§ **What you will do**
Extract all lines from the data beneath that include the word "each".
======== Dataset rows
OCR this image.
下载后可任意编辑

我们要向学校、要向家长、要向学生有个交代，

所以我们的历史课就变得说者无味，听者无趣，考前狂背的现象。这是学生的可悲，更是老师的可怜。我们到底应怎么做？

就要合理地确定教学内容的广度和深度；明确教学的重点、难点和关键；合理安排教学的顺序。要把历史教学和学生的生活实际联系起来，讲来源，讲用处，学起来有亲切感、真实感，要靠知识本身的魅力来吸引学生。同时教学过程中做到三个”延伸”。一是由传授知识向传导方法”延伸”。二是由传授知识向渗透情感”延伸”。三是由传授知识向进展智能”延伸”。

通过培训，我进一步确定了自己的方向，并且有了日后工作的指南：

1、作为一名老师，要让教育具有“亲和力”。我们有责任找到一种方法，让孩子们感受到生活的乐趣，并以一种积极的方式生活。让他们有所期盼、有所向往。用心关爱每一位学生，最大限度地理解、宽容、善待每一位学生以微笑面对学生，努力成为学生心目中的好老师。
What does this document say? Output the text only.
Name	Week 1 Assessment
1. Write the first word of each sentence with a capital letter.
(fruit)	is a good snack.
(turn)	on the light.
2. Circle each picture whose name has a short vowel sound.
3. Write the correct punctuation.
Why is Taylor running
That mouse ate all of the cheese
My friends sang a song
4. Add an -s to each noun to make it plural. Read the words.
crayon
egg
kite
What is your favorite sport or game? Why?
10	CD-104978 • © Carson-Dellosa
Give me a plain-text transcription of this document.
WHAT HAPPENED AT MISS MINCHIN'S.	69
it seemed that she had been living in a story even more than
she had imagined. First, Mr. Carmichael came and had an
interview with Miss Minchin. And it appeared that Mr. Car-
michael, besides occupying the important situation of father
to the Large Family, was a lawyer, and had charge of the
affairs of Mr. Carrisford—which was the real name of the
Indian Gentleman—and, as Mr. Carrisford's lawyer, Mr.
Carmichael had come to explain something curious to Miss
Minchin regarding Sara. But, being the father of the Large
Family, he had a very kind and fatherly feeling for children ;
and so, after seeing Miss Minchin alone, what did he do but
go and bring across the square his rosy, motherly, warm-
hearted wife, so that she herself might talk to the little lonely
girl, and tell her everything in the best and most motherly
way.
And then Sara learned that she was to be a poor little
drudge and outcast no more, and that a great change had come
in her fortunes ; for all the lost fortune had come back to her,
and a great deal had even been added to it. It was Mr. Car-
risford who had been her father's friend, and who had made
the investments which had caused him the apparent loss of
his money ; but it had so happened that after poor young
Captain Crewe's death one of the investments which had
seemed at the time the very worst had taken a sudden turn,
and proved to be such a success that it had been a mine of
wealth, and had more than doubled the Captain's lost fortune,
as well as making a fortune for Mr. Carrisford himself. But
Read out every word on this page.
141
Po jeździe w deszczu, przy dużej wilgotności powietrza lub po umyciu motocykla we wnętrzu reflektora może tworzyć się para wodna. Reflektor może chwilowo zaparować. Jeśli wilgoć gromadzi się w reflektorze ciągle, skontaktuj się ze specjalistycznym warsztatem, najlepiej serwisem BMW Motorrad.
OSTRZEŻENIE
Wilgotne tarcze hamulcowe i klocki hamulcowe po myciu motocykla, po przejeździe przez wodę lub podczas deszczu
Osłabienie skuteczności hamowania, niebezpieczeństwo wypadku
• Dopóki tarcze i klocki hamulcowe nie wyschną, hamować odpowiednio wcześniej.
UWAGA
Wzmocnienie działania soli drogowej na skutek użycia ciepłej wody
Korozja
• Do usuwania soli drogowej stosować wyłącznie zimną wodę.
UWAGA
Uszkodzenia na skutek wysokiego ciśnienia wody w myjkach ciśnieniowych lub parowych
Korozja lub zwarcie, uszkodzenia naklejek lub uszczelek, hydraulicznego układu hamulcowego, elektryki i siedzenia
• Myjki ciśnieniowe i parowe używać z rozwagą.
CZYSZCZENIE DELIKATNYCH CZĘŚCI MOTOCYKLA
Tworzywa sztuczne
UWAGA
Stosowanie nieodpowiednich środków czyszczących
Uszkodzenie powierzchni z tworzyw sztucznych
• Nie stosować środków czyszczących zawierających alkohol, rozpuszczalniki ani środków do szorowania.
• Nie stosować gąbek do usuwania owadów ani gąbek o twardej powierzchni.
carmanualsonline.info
================
§ **Result of the exercise**
1. Write the first word of each sentence with a capital letter.
2. Circle each picture whose name has a short vowel sound.
4. Add an -s to each noun to make it plural. Read the words.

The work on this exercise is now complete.